### What you have to do
Copy every line of the entries below word for word, omitting the picture.

### Supplied material

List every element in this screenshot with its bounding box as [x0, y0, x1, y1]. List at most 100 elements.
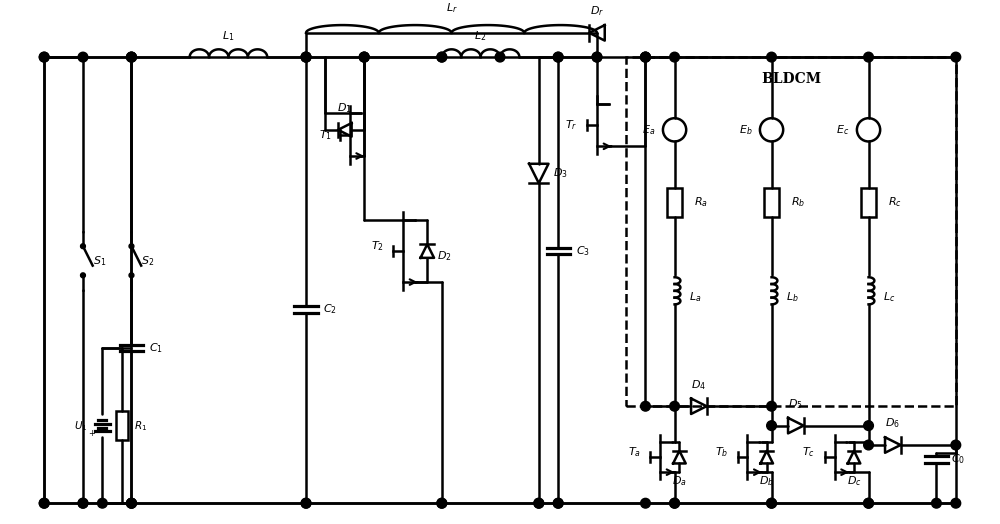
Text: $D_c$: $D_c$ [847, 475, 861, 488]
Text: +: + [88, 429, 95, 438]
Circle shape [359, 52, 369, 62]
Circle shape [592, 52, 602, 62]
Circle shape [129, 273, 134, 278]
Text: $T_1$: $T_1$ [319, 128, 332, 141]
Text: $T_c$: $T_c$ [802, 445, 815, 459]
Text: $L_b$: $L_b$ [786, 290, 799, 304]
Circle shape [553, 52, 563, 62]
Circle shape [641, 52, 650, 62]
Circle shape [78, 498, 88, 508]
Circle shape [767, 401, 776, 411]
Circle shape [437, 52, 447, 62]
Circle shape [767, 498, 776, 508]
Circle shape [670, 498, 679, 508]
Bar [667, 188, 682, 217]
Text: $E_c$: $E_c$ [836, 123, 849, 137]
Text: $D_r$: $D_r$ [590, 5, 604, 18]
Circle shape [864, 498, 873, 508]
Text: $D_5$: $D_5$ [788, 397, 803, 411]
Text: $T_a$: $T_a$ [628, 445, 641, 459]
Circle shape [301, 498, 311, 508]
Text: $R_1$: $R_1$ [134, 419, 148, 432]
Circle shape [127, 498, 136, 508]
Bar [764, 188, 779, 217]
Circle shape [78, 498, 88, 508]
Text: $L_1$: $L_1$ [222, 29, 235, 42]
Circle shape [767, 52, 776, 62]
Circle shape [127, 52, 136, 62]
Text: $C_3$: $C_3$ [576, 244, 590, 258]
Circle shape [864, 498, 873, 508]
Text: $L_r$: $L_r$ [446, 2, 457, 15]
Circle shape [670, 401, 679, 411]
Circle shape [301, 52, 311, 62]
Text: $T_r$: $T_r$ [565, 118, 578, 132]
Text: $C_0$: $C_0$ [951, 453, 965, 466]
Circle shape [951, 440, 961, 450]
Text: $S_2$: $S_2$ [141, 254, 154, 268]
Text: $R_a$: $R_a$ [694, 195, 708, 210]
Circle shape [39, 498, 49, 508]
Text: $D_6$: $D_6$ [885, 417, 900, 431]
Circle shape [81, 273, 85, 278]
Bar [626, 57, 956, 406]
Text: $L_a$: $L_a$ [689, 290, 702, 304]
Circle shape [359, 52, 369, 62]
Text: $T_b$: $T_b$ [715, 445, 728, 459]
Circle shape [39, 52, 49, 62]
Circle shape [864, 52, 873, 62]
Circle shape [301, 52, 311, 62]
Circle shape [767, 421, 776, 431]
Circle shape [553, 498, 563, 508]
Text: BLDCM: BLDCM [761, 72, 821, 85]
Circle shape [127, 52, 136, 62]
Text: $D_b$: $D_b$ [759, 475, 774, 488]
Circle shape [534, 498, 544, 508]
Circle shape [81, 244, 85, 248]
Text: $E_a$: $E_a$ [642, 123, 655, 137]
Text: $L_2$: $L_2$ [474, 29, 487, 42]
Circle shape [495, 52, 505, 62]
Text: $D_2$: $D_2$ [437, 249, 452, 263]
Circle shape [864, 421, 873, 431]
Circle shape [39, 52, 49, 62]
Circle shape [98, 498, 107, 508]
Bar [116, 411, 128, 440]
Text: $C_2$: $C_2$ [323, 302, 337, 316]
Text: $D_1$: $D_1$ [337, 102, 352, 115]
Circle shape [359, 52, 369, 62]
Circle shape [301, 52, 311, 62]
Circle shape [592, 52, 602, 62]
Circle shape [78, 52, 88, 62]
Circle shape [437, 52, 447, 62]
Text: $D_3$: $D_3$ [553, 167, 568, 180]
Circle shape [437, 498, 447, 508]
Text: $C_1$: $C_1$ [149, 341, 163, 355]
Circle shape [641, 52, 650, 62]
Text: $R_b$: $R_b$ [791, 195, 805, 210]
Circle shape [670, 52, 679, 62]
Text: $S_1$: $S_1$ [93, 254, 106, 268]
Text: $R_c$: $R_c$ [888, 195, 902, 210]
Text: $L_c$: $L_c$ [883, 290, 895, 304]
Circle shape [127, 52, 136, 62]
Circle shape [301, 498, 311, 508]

### The answer
List every element in this screenshot with its bounding box as [x0, y0, x1, y1]. List at most 100 elements.
Text: $D_c$: $D_c$ [847, 475, 861, 488]
Text: +: + [88, 429, 95, 438]
Circle shape [359, 52, 369, 62]
Circle shape [592, 52, 602, 62]
Circle shape [129, 273, 134, 278]
Text: $T_1$: $T_1$ [319, 128, 332, 141]
Text: $T_c$: $T_c$ [802, 445, 815, 459]
Text: $L_b$: $L_b$ [786, 290, 799, 304]
Circle shape [553, 52, 563, 62]
Circle shape [641, 52, 650, 62]
Circle shape [78, 498, 88, 508]
Circle shape [767, 401, 776, 411]
Circle shape [437, 52, 447, 62]
Circle shape [767, 498, 776, 508]
Circle shape [670, 498, 679, 508]
Bar [667, 188, 682, 217]
Text: $E_c$: $E_c$ [836, 123, 849, 137]
Text: $D_r$: $D_r$ [590, 5, 604, 18]
Circle shape [864, 498, 873, 508]
Text: $D_5$: $D_5$ [788, 397, 803, 411]
Text: $T_a$: $T_a$ [628, 445, 641, 459]
Circle shape [301, 498, 311, 508]
Text: $R_1$: $R_1$ [134, 419, 148, 432]
Circle shape [127, 498, 136, 508]
Bar [764, 188, 779, 217]
Circle shape [78, 498, 88, 508]
Text: $L_1$: $L_1$ [222, 29, 235, 42]
Circle shape [767, 52, 776, 62]
Circle shape [127, 52, 136, 62]
Text: $C_3$: $C_3$ [576, 244, 590, 258]
Circle shape [864, 498, 873, 508]
Text: $L_r$: $L_r$ [446, 2, 457, 15]
Circle shape [670, 401, 679, 411]
Circle shape [301, 52, 311, 62]
Text: $T_r$: $T_r$ [565, 118, 578, 132]
Text: $C_0$: $C_0$ [951, 453, 965, 466]
Circle shape [951, 440, 961, 450]
Text: $S_2$: $S_2$ [141, 254, 154, 268]
Text: $R_a$: $R_a$ [694, 195, 708, 210]
Circle shape [39, 498, 49, 508]
Text: $D_6$: $D_6$ [885, 417, 900, 431]
Circle shape [81, 273, 85, 278]
Bar [626, 57, 956, 406]
Text: $L_a$: $L_a$ [689, 290, 702, 304]
Circle shape [359, 52, 369, 62]
Text: $T_b$: $T_b$ [715, 445, 728, 459]
Circle shape [39, 52, 49, 62]
Circle shape [864, 52, 873, 62]
Circle shape [301, 52, 311, 62]
Circle shape [767, 421, 776, 431]
Circle shape [553, 498, 563, 508]
Text: BLDCM: BLDCM [761, 72, 821, 85]
Circle shape [127, 52, 136, 62]
Text: $D_b$: $D_b$ [759, 475, 774, 488]
Circle shape [534, 498, 544, 508]
Circle shape [81, 244, 85, 248]
Text: $E_a$: $E_a$ [642, 123, 655, 137]
Text: $L_2$: $L_2$ [474, 29, 487, 42]
Circle shape [495, 52, 505, 62]
Text: $D_2$: $D_2$ [437, 249, 452, 263]
Circle shape [864, 421, 873, 431]
Circle shape [39, 52, 49, 62]
Circle shape [98, 498, 107, 508]
Bar [116, 411, 128, 440]
Text: $C_2$: $C_2$ [323, 302, 337, 316]
Text: $D_1$: $D_1$ [337, 102, 352, 115]
Circle shape [359, 52, 369, 62]
Circle shape [301, 52, 311, 62]
Circle shape [592, 52, 602, 62]
Circle shape [78, 52, 88, 62]
Circle shape [437, 52, 447, 62]
Text: $D_3$: $D_3$ [553, 167, 568, 180]
Circle shape [437, 498, 447, 508]
Text: $C_1$: $C_1$ [149, 341, 163, 355]
Circle shape [641, 52, 650, 62]
Text: $R_b$: $R_b$ [791, 195, 805, 210]
Circle shape [670, 52, 679, 62]
Text: $S_1$: $S_1$ [93, 254, 106, 268]
Text: $R_c$: $R_c$ [888, 195, 902, 210]
Text: $L_c$: $L_c$ [883, 290, 895, 304]
Circle shape [127, 52, 136, 62]
Circle shape [301, 498, 311, 508]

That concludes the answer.